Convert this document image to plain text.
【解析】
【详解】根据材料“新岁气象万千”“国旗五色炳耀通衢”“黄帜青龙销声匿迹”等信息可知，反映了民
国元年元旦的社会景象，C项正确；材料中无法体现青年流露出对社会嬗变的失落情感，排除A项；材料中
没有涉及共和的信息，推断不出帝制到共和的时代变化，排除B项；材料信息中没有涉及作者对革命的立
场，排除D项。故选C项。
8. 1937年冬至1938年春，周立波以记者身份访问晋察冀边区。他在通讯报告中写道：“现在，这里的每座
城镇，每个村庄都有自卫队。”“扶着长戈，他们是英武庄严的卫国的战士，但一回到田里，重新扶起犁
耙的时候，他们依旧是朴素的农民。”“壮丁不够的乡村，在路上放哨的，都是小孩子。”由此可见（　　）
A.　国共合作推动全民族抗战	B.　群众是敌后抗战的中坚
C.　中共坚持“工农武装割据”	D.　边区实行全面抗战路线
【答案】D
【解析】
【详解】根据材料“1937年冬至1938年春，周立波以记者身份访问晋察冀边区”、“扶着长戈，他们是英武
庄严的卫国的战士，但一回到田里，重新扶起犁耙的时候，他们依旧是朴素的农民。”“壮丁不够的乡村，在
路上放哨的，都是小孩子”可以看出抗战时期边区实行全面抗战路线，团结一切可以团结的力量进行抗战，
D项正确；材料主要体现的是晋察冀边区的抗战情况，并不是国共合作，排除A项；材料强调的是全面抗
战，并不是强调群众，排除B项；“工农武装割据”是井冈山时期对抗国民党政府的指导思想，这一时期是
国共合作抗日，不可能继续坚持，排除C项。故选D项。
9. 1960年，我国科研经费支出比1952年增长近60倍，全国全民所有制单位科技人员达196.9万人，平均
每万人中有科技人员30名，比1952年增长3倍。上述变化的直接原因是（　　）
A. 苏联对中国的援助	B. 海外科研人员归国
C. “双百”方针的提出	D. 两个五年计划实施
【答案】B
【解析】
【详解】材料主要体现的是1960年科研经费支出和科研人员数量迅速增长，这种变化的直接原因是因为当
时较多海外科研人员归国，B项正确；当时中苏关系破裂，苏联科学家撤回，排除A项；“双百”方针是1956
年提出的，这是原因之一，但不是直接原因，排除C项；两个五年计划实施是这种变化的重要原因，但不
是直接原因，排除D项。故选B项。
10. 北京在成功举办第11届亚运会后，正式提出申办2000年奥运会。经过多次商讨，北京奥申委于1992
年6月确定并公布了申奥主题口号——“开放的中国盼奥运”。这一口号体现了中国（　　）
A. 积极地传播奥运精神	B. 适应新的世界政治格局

_PROBLEM_:
Can you reproduce all the material exactly?

_RESPONSE_:
Convert this document image to plain text.
【解析】
【详解】根据材料“新岁气象万千”“国旗五色炳耀通衢”“黄帜青龙销声匿迹”等信息可知，反映了民
国元年元旦的社会景象，C项正确；材料中无法体现青年流露出对社会嬗变的失落情感，排除A项；材料中
没有涉及共和的信息，推断不出帝制到共和的时代变化，排除B项；材料信息中没有涉及作者对革命的立
场，排除D项。故选C项。
8. 1937年冬至1938年春，周立波以记者身份访问晋察冀边区。他在通讯报告中写道：“现在，这里的每座
城镇，每个村庄都有自卫队。”“扶着长戈，他们是英武庄严的卫国的战士，但一回到田里，重新扶起犁
耙的时候，他们依旧是朴素的农民。”“壮丁不够的乡村，在路上放哨的，都是小孩子。”由此可见（　　）
A.　国共合作推动全民族抗战	B.　群众是敌后抗战的中坚
C.　中共坚持“工农武装割据”	D.　边区实行全面抗战路线
【答案】D
【解析】
【详解】根据材料“1937年冬至1938年春，周立波以记者身份访问晋察冀边区”、“扶着长戈，他们是英武
庄严的卫国的战士，但一回到田里，重新扶起犁耙的时候，他们依旧是朴素的农民。”“壮丁不够的乡村，在
路上放哨的，都是小孩子”可以看出抗战时期边区实行全面抗战路线，团结一切可以团结的力量进行抗战，
D项正确；材料主要体现的是晋察冀边区的抗战情况，并不是国共合作，排除A项；材料强调的是全面抗
战，并不是强调群众，排除B项；“工农武装割据”是井冈山时期对抗国民党政府的指导思想，这一时期是
国共合作抗日，不可能继续坚持，排除C项。故选D项。
9. 1960年，我国科研经费支出比1952年增长近60倍，全国全民所有制单位科技人员达196.9万人，平均
每万人中有科技人员30名，比1952年增长3倍。上述变化的直接原因是（　　）
A. 苏联对中国的援助	B. 海外科研人员归国
C. “双百”方针的提出	D. 两个五年计划实施
【答案】B
【解析】
【详解】材料主要体现的是1960年科研经费支出和科研人员数量迅速增长，这种变化的直接原因是因为当
时较多海外科研人员归国，B项正确；当时中苏关系破裂，苏联科学家撤回，排除A项；“双百”方针是1956
年提出的，这是原因之一，但不是直接原因，排除C项；两个五年计划实施是这种变化的重要原因，但不
是直接原因，排除D项。故选B项。
10. 北京在成功举办第11届亚运会后，正式提出申办2000年奥运会。经过多次商讨，北京奥申委于1992
年6月确定并公布了申奥主题口号——“开放的中国盼奥运”。这一口号体现了中国（　　）
A. 积极地传播奥运精神	B. 适应新的世界政治格局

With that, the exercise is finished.